# Document passage

══════════

And we had this aha moment that
we could actually take pg_quack

pretty seriously and do it for
real in collaboration with folks

that know a whole lot about DuckDB.

You know, we're Postgres guys by
background mostly.

So not to get too far ahead, but
we decided to build pg_duckdb

for real as a production-grade
extension together with the folks

over at DuckDB Labs, the creators
of DuckDB, which is Hannes

and Mark, as well as the folks
at MotherDuck, like Jelte.

So we've been working together
with them on it, oh, for at least

last 6, 7 months now.

Michael: Yeah, super cool.

And I saw a few other organizations
mentioned as well.

How do they all fit in?

Joe: Yeah, so this is open source,
it's an MIT licensed extension.

So for folks that want to participate,
or can see pg_duckdb being

really helpful in their use cases,
they can either tell us directly

what they'd like to add or open
a PR or open issues.

I mean, certainly there are a good
number of those as the project

is currently in beta.

So be gentle with it, but also
tell us the things that could

be improved on.

One of the things that was surprising
to me was the immediate reaction

that we saw to how DuckDB could
be useful to accelerating analytics

queries in Postgres.

And there are a lot of organizations
that went.

Oh, yes, okay.

We want to support this we want
to get involved.

So that's probably some of the
names you were seeing

Michael: Yeah, I think I saw was
it Neon and Microsoft maybe

some others as well.

Joe: Yeah, there's a whole range
of folks that

are interested in us moving this
forward, and they're providing

either direct or indirect support
for the project.

Michael: Yes.

Jota, from your side, what are
you...

I should mention both of your thoughts
on this, but what are

you seeing early users most excited
about?

Like what features are they most
keen to see added or improved?

Jelte: I think one of the big things
is that you can sort of read

Parquet files or read CSV files
from blob storage, like from

S3 or from Azure or from all the
big clouds, basically in Cloudflare

as well.

And I think that's a big feature that people are very interested

in.

And I mean, there's so many open issues of people wanting a specific

thing that it's hard to pick 1 that's the thing people want.

But 1 that has come up a few times is support for spatial stuff,

like PostGIS things.

And that works slightly different in DuckDB so we haven't started

on that we're first sort of building a bit more the base but

that's definitely 1 of the things that 1 of the features that

comes up like people wanting to do spatial and let's do spatial

data basically.

Yeah.

But that's not supported right now.

Nikolay: Yeah.

So, 1 of the biggest features is that data can be on, I mean,

it's not a feature, it's like a requirement here.

══════════

# Items

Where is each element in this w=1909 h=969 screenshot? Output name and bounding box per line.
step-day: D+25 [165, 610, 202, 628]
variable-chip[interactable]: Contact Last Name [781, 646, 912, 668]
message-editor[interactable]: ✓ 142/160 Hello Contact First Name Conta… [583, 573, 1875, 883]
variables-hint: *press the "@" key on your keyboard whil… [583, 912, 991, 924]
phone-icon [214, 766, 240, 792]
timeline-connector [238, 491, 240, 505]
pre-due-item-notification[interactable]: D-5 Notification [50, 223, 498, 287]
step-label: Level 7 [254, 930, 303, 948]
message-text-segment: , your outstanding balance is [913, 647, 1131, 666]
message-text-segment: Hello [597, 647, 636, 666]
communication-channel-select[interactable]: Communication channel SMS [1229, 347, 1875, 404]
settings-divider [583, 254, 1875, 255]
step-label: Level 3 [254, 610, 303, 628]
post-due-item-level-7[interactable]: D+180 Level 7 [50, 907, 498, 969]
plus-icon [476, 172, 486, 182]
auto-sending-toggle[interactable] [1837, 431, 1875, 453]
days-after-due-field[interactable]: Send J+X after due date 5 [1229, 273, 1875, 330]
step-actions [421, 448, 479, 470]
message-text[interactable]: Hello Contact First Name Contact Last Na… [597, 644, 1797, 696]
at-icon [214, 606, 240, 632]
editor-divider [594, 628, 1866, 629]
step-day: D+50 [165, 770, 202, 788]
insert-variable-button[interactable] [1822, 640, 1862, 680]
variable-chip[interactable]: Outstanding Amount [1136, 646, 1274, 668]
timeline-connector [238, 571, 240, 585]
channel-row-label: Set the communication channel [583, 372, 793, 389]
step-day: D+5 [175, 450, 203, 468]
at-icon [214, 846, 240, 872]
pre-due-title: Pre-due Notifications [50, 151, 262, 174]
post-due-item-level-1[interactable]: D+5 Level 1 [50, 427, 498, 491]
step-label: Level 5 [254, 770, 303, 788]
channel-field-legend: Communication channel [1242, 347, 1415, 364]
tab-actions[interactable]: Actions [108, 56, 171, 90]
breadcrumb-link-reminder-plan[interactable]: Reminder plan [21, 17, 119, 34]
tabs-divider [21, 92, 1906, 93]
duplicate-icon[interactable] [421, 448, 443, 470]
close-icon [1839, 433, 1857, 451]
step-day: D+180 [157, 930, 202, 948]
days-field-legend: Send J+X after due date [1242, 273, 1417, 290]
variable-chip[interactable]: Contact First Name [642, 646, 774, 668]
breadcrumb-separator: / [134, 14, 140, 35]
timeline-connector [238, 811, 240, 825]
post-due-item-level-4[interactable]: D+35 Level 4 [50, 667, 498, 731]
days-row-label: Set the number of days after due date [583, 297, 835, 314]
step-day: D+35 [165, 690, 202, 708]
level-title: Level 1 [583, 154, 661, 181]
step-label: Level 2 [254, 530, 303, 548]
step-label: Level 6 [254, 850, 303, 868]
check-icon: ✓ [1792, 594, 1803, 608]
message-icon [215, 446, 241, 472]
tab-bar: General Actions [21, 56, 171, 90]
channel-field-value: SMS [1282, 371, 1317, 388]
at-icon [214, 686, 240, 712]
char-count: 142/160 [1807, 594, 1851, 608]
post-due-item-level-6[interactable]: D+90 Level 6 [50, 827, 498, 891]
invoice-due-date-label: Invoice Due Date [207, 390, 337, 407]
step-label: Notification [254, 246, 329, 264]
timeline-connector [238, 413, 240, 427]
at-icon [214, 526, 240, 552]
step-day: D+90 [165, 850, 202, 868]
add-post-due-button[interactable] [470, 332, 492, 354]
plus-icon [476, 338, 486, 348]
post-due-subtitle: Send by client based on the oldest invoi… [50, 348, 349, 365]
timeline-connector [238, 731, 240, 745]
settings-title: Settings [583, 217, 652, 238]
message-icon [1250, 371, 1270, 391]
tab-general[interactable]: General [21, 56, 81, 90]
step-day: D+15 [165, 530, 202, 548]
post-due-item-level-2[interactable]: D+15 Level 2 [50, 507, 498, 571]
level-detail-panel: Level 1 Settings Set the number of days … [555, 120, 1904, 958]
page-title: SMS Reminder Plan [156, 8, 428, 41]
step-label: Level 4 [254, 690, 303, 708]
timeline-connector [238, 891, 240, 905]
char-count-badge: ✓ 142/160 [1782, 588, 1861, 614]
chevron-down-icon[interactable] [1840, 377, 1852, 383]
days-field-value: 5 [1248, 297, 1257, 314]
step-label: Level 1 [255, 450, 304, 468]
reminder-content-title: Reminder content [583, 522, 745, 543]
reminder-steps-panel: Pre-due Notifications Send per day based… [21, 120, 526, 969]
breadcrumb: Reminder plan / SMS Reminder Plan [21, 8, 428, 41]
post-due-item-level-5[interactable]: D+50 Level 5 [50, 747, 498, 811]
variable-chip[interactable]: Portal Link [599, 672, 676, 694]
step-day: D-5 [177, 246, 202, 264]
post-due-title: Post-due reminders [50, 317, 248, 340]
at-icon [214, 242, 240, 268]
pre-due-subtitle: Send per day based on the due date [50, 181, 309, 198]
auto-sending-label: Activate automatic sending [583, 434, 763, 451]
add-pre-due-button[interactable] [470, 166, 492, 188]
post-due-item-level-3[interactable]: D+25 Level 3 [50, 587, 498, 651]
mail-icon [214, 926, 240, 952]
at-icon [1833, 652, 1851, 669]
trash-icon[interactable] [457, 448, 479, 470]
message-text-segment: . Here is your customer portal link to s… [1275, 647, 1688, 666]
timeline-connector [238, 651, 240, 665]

══════════

# Exercise set
**a.** Translate this sentence from the pg_duckdb transcript into Spanish: "Yeah, so this is open source, it's an MIT licensed extension."
**b.** Return the portion of the pg_duckdb transcript that begins at the words "be improved on." and stops after "queries in Postgres.", copied character for character.

# Results for the exercise
**a.** Sí, así que esto es de código abierto; es una extensión con licencia MIT.

**b.**
be improved on.

One of the things that was surprising
to me was the immediate reaction

that we saw to how DuckDB could
be useful to accelerating analytics

queries in Postgres.